Stored data
▬▬▬▬▬▬▬▬▬▬
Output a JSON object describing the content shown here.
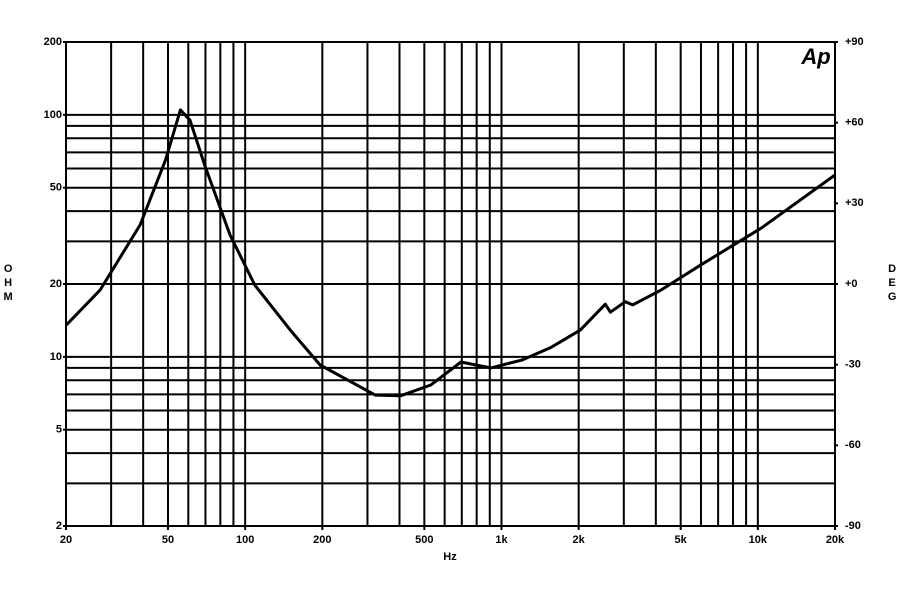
{
  "chart_data": {
    "type": "line",
    "logo": "Ap",
    "xlabel": "Hz",
    "ylabel": "OHM",
    "y2label": "DEG",
    "xlog": true,
    "ylog": true,
    "xlim": [
      20,
      20000
    ],
    "ylim": [
      2,
      200
    ],
    "y2lim": [
      -90,
      90
    ],
    "xticks": [
      20,
      50,
      100,
      200,
      500,
      {
        "value": 1000,
        "label": "1k"
      },
      {
        "value": 2000,
        "label": "2k"
      },
      {
        "value": 5000,
        "label": "5k"
      },
      {
        "value": 10000,
        "label": "10k"
      },
      {
        "value": 20000,
        "label": "20k"
      }
    ],
    "yticks": [
      2,
      5,
      10,
      20,
      50,
      100,
      200
    ],
    "y2ticks": [
      {
        "value": 90,
        "label": "+90"
      },
      {
        "value": 60,
        "label": "+60"
      },
      {
        "value": 30,
        "label": "+30"
      },
      {
        "value": 0,
        "label": "+0"
      },
      -30,
      -60,
      -90
    ],
    "xgrid": [
      20,
      30,
      40,
      50,
      60,
      70,
      80,
      90,
      100,
      200,
      300,
      400,
      500,
      600,
      700,
      800,
      900,
      1000,
      2000,
      3000,
      4000,
      5000,
      6000,
      7000,
      8000,
      9000,
      10000,
      20000
    ],
    "ygrid": [
      2,
      3,
      4,
      5,
      6,
      7,
      8,
      9,
      10,
      20,
      30,
      40,
      50,
      60,
      70,
      80,
      90,
      100,
      200
    ],
    "x": [
      20,
      27.2,
      38.9,
      48.9,
      55.9,
      60.9,
      69.5,
      87.3,
      109,
      150,
      196,
      322,
      404,
      530,
      695,
      795,
      909,
      1200,
      1550,
      2030,
      2540,
      2660,
      3040,
      3250,
      4200,
      6000,
      10300,
      20000
    ],
    "series": [
      {
        "color": "#000000",
        "values": [
          13.5,
          18.9,
          35.1,
          65,
          104.8,
          95,
          62,
          31.9,
          19.8,
          12.9,
          9.25,
          6.95,
          6.9,
          7.65,
          9.52,
          9.25,
          9.0,
          9.7,
          10.9,
          12.9,
          16.5,
          15.3,
          16.9,
          16.4,
          18.9,
          24,
          34,
          56.4
        ]
      }
    ]
  }
}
▬▬▬▬▬▬▬▬▬▬
* Written exercise:
Each line above is to be copied verbatim. Drop any image from the copy.

* Correct output:
Output a JSON object describing the content shown here.
{
  "chart_data": {
    "type": "line",
    "logo": "Ap",
    "xlabel": "Hz",
    "ylabel": "OHM",
    "y2label": "DEG",
    "xlog": true,
    "ylog": true,
    "xlim": [
      20,
      20000
    ],
    "ylim": [
      2,
      200
    ],
    "y2lim": [
      -90,
      90
    ],
    "xticks": [
      20,
      50,
      100,
      200,
      500,
      {
        "value": 1000,
        "label": "1k"
      },
      {
        "value": 2000,
        "label": "2k"
      },
      {
        "value": 5000,
        "label": "5k"
      },
      {
        "value": 10000,
        "label": "10k"
      },
      {
        "value": 20000,
        "label": "20k"
      }
    ],
    "yticks": [
      2,
      5,
      10,
      20,
      50,
      100,
      200
    ],
    "y2ticks": [
      {
        "value": 90,
        "label": "+90"
      },
      {
        "value": 60,
        "label": "+60"
      },
      {
        "value": 30,
        "label": "+30"
      },
      {
        "value": 0,
        "label": "+0"
      },
      -30,
      -60,
      -90
    ],
    "xgrid": [
      20,
      30,
      40,
      50,
      60,
      70,
      80,
      90,
      100,
      200,
      300,
      400,
      500,
      600,
      700,
      800,
      900,
      1000,
      2000,
      3000,
      4000,
      5000,
      6000,
      7000,
      8000,
      9000,
      10000,
      20000
    ],
    "ygrid": [
      2,
      3,
      4,
      5,
      6,
      7,
      8,
      9,
      10,
      20,
      30,
      40,
      50,
      60,
      70,
      80,
      90,
      100,
      200
    ],
    "x": [
      20,
      27.2,
      38.9,
      48.9,
      55.9,
      60.9,
      69.5,
      87.3,
      109,
      150,
      196,
      322,
      404,
      530,
      695,
      795,
      909,
      1200,
      1550,
      2030,
      2540,
      2660,
      3040,
      3250,
      4200,
      6000,
      10300,
      20000
    ],
    "series": [
      {
        "color": "#000000",
        "values": [
          13.5,
          18.9,
          35.1,
          65,
          104.8,
          95,
          62,
          31.9,
          19.8,
          12.9,
          9.25,
          6.95,
          6.9,
          7.65,
          9.52,
          9.25,
          9.0,
          9.7,
          10.9,
          12.9,
          16.5,
          15.3,
          16.9,
          16.4,
          18.9,
          24,
          34,
          56.4
        ]
      }
    ]
  }
}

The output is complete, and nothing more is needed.